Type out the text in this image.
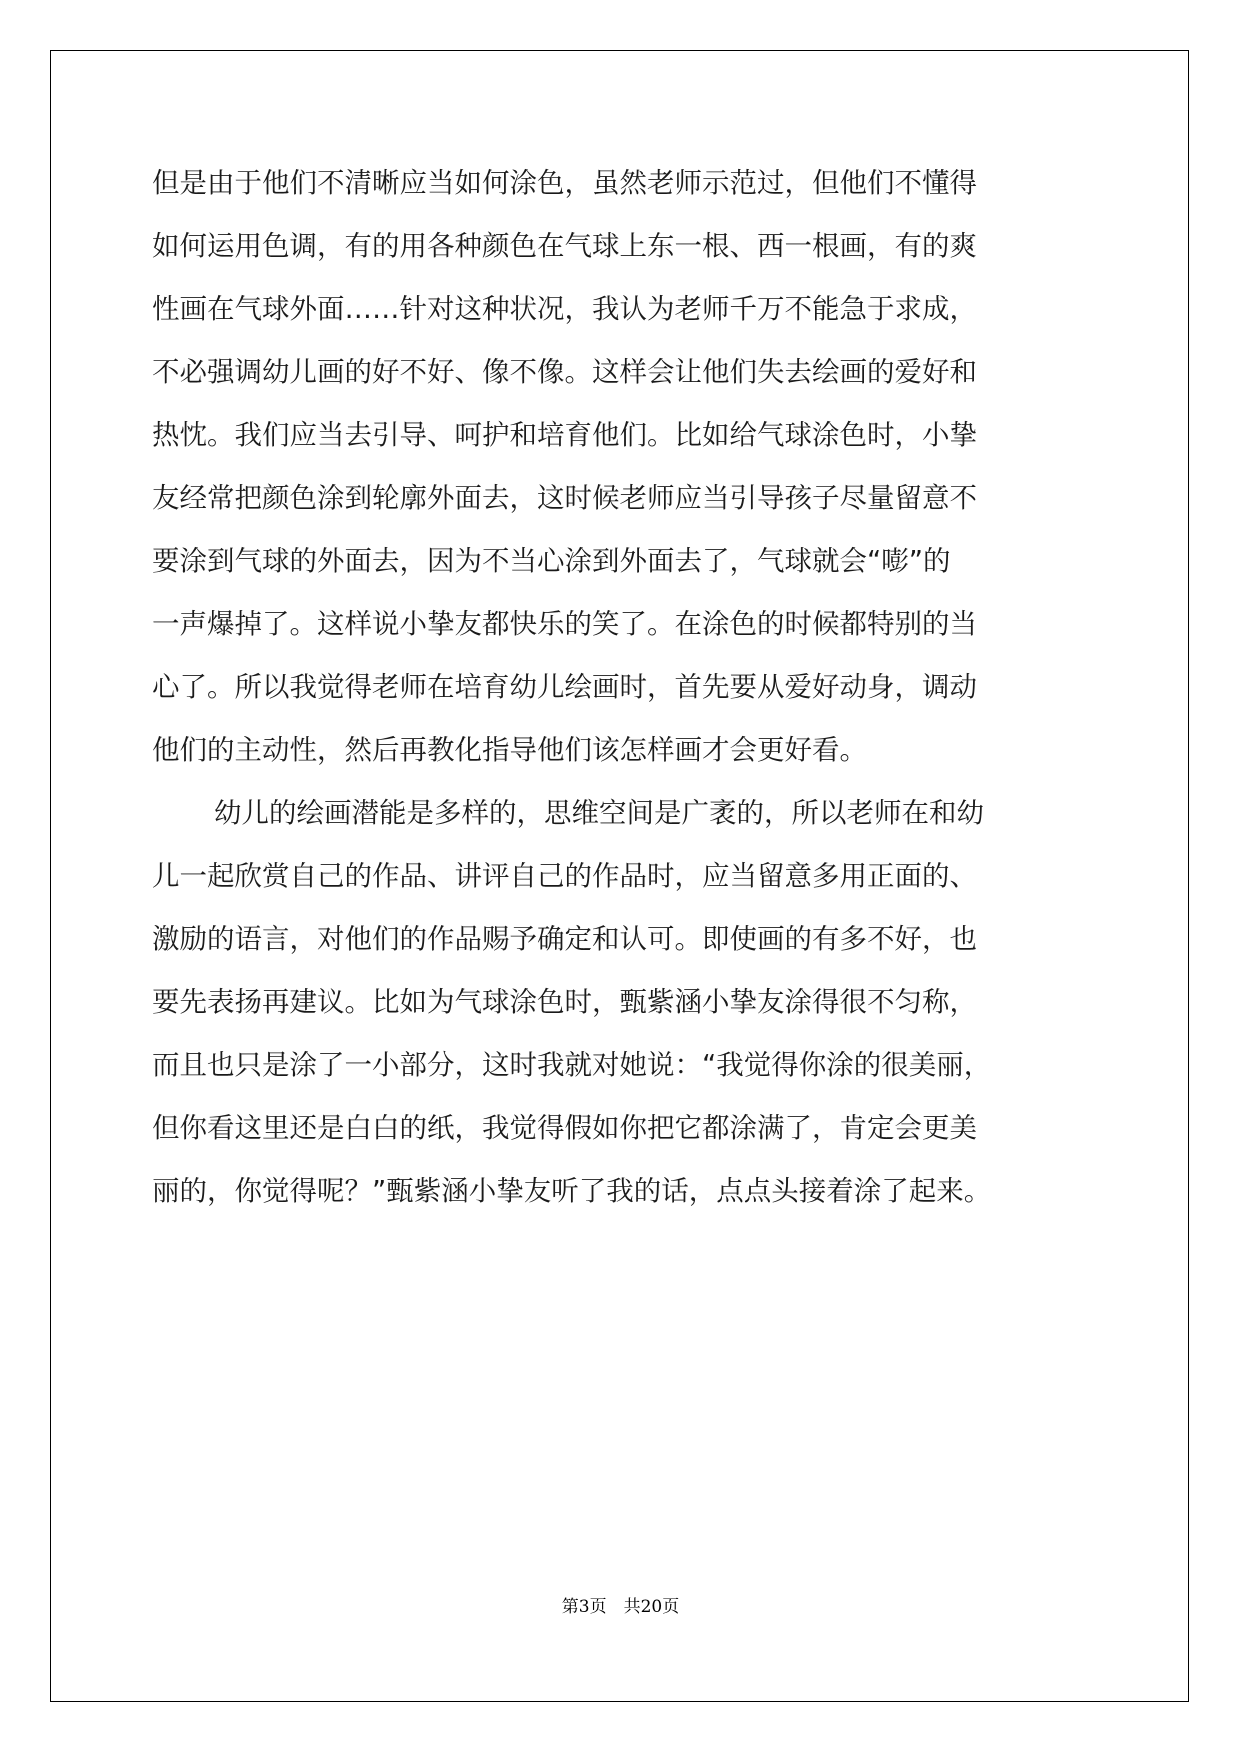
但是由于他们不清晰应当如何涂色，虽然老师示范过，但他们不懂得
如何运用色调，有的用各种颜色在气球上东一根、西一根画，有的爽
性画在气球外面……针对这种状况，我认为老师千万不能急于求成，
不必强调幼儿画的好不好、像不像。这样会让他们失去绘画的爱好和
热忱。我们应当去引导、呵护和培育他们。比如给气球涂色时，小挚
友经常把颜色涂到轮廓外面去，这时候老师应当引导孩子尽量留意不
要涂到气球的外面去，因为不当心涂到外面去了，气球就会“嘭”的
一声爆掉了。这样说小挚友都快乐的笑了。在涂色的时候都特别的当
心了。所以我觉得老师在培育幼儿绘画时，首先要从爱好动身，调动
他们的主动性，然后再教化指导他们该怎样画才会更好看。
幼儿的绘画潜能是多样的，思维空间是广袤的，所以老师在和幼
儿一起欣赏自己的作品、讲评自己的作品时，应当留意多用正面的、
激励的语言，对他们的作品赐予确定和认可。即使画的有多不好，也
要先表扬再建议。比如为气球涂色时，甄紫涵小挚友涂得很不匀称，
而且也只是涂了一小部分，这时我就对她说：“我觉得你涂的很美丽，
但你看这里还是白白的纸，我觉得假如你把它都涂满了，肯定会更美
丽的，你觉得呢？”甄紫涵小挚友听了我的话，点点头接着涂了起来。
第3页　共20页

━━━━━━━━━━━━━━━━

-- Goal --
Do not copy the pictures, but repeat every line exactly.

-- Expected answer --
Type out the text in this image.
但是由于他们不清晰应当如何涂色，虽然老师示范过，但他们不懂得
如何运用色调，有的用各种颜色在气球上东一根、西一根画，有的爽
性画在气球外面……针对这种状况，我认为老师千万不能急于求成，
不必强调幼儿画的好不好、像不像。这样会让他们失去绘画的爱好和
热忱。我们应当去引导、呵护和培育他们。比如给气球涂色时，小挚
友经常把颜色涂到轮廓外面去，这时候老师应当引导孩子尽量留意不
要涂到气球的外面去，因为不当心涂到外面去了，气球就会“嘭”的
一声爆掉了。这样说小挚友都快乐的笑了。在涂色的时候都特别的当
心了。所以我觉得老师在培育幼儿绘画时，首先要从爱好动身，调动
他们的主动性，然后再教化指导他们该怎样画才会更好看。
幼儿的绘画潜能是多样的，思维空间是广袤的，所以老师在和幼
儿一起欣赏自己的作品、讲评自己的作品时，应当留意多用正面的、
激励的语言，对他们的作品赐予确定和认可。即使画的有多不好，也
要先表扬再建议。比如为气球涂色时，甄紫涵小挚友涂得很不匀称，
而且也只是涂了一小部分，这时我就对她说：“我觉得你涂的很美丽，
但你看这里还是白白的纸，我觉得假如你把它都涂满了，肯定会更美
丽的，你觉得呢？”甄紫涵小挚友听了我的话，点点头接着涂了起来。
第3页　共20页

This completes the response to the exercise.